**Aim**. Give the entries again exactly, every one of them.

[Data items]
■ ■ ■ ■ ■

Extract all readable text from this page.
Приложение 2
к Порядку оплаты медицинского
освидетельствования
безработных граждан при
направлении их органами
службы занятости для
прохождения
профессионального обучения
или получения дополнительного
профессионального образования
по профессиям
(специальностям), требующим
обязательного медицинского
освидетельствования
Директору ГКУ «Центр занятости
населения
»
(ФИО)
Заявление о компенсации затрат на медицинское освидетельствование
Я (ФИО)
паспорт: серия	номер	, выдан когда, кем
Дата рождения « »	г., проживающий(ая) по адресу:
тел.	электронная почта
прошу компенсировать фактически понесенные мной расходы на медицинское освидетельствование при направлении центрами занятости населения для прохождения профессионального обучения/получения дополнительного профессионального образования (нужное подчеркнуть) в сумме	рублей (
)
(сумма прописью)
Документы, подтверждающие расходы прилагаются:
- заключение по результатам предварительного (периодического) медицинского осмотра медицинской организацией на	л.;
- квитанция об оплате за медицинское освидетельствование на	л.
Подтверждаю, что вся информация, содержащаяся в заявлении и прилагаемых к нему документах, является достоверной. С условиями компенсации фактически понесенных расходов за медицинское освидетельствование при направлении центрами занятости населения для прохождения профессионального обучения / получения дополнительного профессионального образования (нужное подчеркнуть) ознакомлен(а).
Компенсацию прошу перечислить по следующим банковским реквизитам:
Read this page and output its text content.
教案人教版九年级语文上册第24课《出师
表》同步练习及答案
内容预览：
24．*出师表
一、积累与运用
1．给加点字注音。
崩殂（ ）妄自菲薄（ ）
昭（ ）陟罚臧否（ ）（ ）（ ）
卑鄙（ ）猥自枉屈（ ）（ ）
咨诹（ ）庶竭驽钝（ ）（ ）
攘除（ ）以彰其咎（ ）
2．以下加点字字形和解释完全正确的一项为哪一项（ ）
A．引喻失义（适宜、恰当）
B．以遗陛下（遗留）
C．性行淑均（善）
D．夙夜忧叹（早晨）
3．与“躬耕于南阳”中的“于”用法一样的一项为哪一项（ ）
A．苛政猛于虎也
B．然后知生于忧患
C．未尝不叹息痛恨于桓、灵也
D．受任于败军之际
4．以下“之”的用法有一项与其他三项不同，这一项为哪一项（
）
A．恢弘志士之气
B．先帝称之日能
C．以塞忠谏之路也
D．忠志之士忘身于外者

■ ■ ■ ■ ■

**Written reply**.
Extract all readable text from this page.
Приложение 2
к Порядку оплаты медицинского
освидетельствования
безработных граждан при
направлении их органами
службы занятости для
прохождения
профессионального обучения
или получения дополнительного
профессионального образования
по профессиям
(специальностям), требующим
обязательного медицинского
освидетельствования
Директору ГКУ «Центр занятости
населения
»
(ФИО)
Заявление о компенсации затрат на медицинское освидетельствование
Я (ФИО)
паспорт: серия	номер	, выдан когда, кем
Дата рождения « »	г., проживающий(ая) по адресу:
тел.	электронная почта
прошу компенсировать фактически понесенные мной расходы на медицинское освидетельствование при направлении центрами занятости населения для прохождения профессионального обучения/получения дополнительного профессионального образования (нужное подчеркнуть) в сумме	рублей (
)
(сумма прописью)
Документы, подтверждающие расходы прилагаются:
- заключение по результатам предварительного (периодического) медицинского осмотра медицинской организацией на	л.;
- квитанция об оплате за медицинское освидетельствование на	л.
Подтверждаю, что вся информация, содержащаяся в заявлении и прилагаемых к нему документах, является достоверной. С условиями компенсации фактически понесенных расходов за медицинское освидетельствование при направлении центрами занятости населения для прохождения профессионального обучения / получения дополнительного профессионального образования (нужное подчеркнуть) ознакомлен(а).
Компенсацию прошу перечислить по следующим банковским реквизитам:
Read this page and output its text content.
教案人教版九年级语文上册第24课《出师
表》同步练习及答案
内容预览：
24．*出师表
一、积累与运用
1．给加点字注音。
崩殂（ ）妄自菲薄（ ）
昭（ ）陟罚臧否（ ）（ ）（ ）
卑鄙（ ）猥自枉屈（ ）（ ）
咨诹（ ）庶竭驽钝（ ）（ ）
攘除（ ）以彰其咎（ ）
2．以下加点字字形和解释完全正确的一项为哪一项（ ）
A．引喻失义（适宜、恰当）
B．以遗陛下（遗留）
C．性行淑均（善）
D．夙夜忧叹（早晨）
3．与“躬耕于南阳”中的“于”用法一样的一项为哪一项（ ）
A．苛政猛于虎也
B．然后知生于忧患
C．未尝不叹息痛恨于桓、灵也
D．受任于败军之际
4．以下“之”的用法有一项与其他三项不同，这一项为哪一项（
）
A．恢弘志士之气
B．先帝称之日能
C．以塞忠谏之路也
D．忠志之士忘身于外者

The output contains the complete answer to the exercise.